• _DATA FOR THIS TASK_:
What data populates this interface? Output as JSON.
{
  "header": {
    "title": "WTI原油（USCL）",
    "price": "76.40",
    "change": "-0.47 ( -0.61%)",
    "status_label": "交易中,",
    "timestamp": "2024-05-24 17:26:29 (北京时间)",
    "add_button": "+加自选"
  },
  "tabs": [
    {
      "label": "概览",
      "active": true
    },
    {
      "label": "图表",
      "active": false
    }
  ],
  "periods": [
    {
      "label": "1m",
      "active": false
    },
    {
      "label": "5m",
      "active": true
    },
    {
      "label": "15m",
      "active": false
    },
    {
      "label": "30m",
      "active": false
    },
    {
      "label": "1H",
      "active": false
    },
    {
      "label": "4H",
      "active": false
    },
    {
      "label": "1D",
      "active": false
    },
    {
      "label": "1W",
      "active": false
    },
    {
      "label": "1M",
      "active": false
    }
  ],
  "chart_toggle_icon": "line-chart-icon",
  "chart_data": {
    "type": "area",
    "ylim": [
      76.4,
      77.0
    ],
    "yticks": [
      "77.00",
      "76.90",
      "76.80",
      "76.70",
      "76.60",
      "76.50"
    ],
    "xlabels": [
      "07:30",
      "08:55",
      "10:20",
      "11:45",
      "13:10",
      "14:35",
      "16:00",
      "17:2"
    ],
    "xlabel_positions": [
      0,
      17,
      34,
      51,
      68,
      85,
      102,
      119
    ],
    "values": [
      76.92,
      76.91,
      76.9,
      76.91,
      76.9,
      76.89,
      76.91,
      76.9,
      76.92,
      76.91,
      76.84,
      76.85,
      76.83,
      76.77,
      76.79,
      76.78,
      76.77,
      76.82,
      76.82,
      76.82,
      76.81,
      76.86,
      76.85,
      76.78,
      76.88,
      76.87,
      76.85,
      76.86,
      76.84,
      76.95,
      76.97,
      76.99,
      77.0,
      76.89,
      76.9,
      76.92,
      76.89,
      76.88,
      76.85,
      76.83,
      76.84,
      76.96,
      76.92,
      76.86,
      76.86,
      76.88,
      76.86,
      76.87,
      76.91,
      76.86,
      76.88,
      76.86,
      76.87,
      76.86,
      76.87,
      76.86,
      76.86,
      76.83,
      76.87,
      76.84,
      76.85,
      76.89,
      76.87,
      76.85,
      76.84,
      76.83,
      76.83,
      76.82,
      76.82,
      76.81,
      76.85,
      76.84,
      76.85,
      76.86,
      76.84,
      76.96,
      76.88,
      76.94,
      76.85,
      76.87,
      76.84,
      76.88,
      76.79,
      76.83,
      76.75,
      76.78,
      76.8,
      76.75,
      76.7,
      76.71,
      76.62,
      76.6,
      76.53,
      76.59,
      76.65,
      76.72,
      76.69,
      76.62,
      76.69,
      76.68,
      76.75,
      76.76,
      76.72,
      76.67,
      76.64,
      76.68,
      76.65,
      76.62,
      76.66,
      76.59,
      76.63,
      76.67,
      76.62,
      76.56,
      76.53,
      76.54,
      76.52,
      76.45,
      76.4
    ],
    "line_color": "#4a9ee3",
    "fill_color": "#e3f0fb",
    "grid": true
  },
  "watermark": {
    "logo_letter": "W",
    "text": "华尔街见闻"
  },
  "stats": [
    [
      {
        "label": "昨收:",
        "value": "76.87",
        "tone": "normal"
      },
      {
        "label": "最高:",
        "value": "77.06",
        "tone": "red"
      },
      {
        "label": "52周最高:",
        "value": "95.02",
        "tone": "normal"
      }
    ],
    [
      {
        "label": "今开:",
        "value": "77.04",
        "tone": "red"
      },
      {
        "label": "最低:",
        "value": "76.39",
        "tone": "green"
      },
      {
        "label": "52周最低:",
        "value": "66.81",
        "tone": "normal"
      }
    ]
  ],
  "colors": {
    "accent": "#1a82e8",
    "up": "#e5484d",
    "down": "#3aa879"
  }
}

• _REQUIREMENTS_:
Print all of the entries again, exactly as written.

• _FULL RESPONSE_:
What data populates this interface? Output as JSON.
{
  "header": {
    "title": "WTI原油（USCL）",
    "price": "76.40",
    "change": "-0.47 ( -0.61%)",
    "status_label": "交易中,",
    "timestamp": "2024-05-24 17:26:29 (北京时间)",
    "add_button": "+加自选"
  },
  "tabs": [
    {
      "label": "概览",
      "active": true
    },
    {
      "label": "图表",
      "active": false
    }
  ],
  "periods": [
    {
      "label": "1m",
      "active": false
    },
    {
      "label": "5m",
      "active": true
    },
    {
      "label": "15m",
      "active": false
    },
    {
      "label": "30m",
      "active": false
    },
    {
      "label": "1H",
      "active": false
    },
    {
      "label": "4H",
      "active": false
    },
    {
      "label": "1D",
      "active": false
    },
    {
      "label": "1W",
      "active": false
    },
    {
      "label": "1M",
      "active": false
    }
  ],
  "chart_toggle_icon": "line-chart-icon",
  "chart_data": {
    "type": "area",
    "ylim": [
      76.4,
      77.0
    ],
    "yticks": [
      "77.00",
      "76.90",
      "76.80",
      "76.70",
      "76.60",
      "76.50"
    ],
    "xlabels": [
      "07:30",
      "08:55",
      "10:20",
      "11:45",
      "13:10",
      "14:35",
      "16:00",
      "17:2"
    ],
    "xlabel_positions": [
      0,
      17,
      34,
      51,
      68,
      85,
      102,
      119
    ],
    "values": [
      76.92,
      76.91,
      76.9,
      76.91,
      76.9,
      76.89,
      76.91,
      76.9,
      76.92,
      76.91,
      76.84,
      76.85,
      76.83,
      76.77,
      76.79,
      76.78,
      76.77,
      76.82,
      76.82,
      76.82,
      76.81,
      76.86,
      76.85,
      76.78,
      76.88,
      76.87,
      76.85,
      76.86,
      76.84,
      76.95,
      76.97,
      76.99,
      77.0,
      76.89,
      76.9,
      76.92,
      76.89,
      76.88,
      76.85,
      76.83,
      76.84,
      76.96,
      76.92,
      76.86,
      76.86,
      76.88,
      76.86,
      76.87,
      76.91,
      76.86,
      76.88,
      76.86,
      76.87,
      76.86,
      76.87,
      76.86,
      76.86,
      76.83,
      76.87,
      76.84,
      76.85,
      76.89,
      76.87,
      76.85,
      76.84,
      76.83,
      76.83,
      76.82,
      76.82,
      76.81,
      76.85,
      76.84,
      76.85,
      76.86,
      76.84,
      76.96,
      76.88,
      76.94,
      76.85,
      76.87,
      76.84,
      76.88,
      76.79,
      76.83,
      76.75,
      76.78,
      76.8,
      76.75,
      76.7,
      76.71,
      76.62,
      76.6,
      76.53,
      76.59,
      76.65,
      76.72,
      76.69,
      76.62,
      76.69,
      76.68,
      76.75,
      76.76,
      76.72,
      76.67,
      76.64,
      76.68,
      76.65,
      76.62,
      76.66,
      76.59,
      76.63,
      76.67,
      76.62,
      76.56,
      76.53,
      76.54,
      76.52,
      76.45,
      76.4
    ],
    "line_color": "#4a9ee3",
    "fill_color": "#e3f0fb",
    "grid": true
  },
  "watermark": {
    "logo_letter": "W",
    "text": "华尔街见闻"
  },
  "stats": [
    [
      {
        "label": "昨收:",
        "value": "76.87",
        "tone": "normal"
      },
      {
        "label": "最高:",
        "value": "77.06",
        "tone": "red"
      },
      {
        "label": "52周最高:",
        "value": "95.02",
        "tone": "normal"
      }
    ],
    [
      {
        "label": "今开:",
        "value": "77.04",
        "tone": "red"
      },
      {
        "label": "最低:",
        "value": "76.39",
        "tone": "green"
      },
      {
        "label": "52周最低:",
        "value": "66.81",
        "tone": "normal"
      }
    ]
  ],
  "colors": {
    "accent": "#1a82e8",
    "up": "#e5484d",
    "down": "#3aa879"
  }
}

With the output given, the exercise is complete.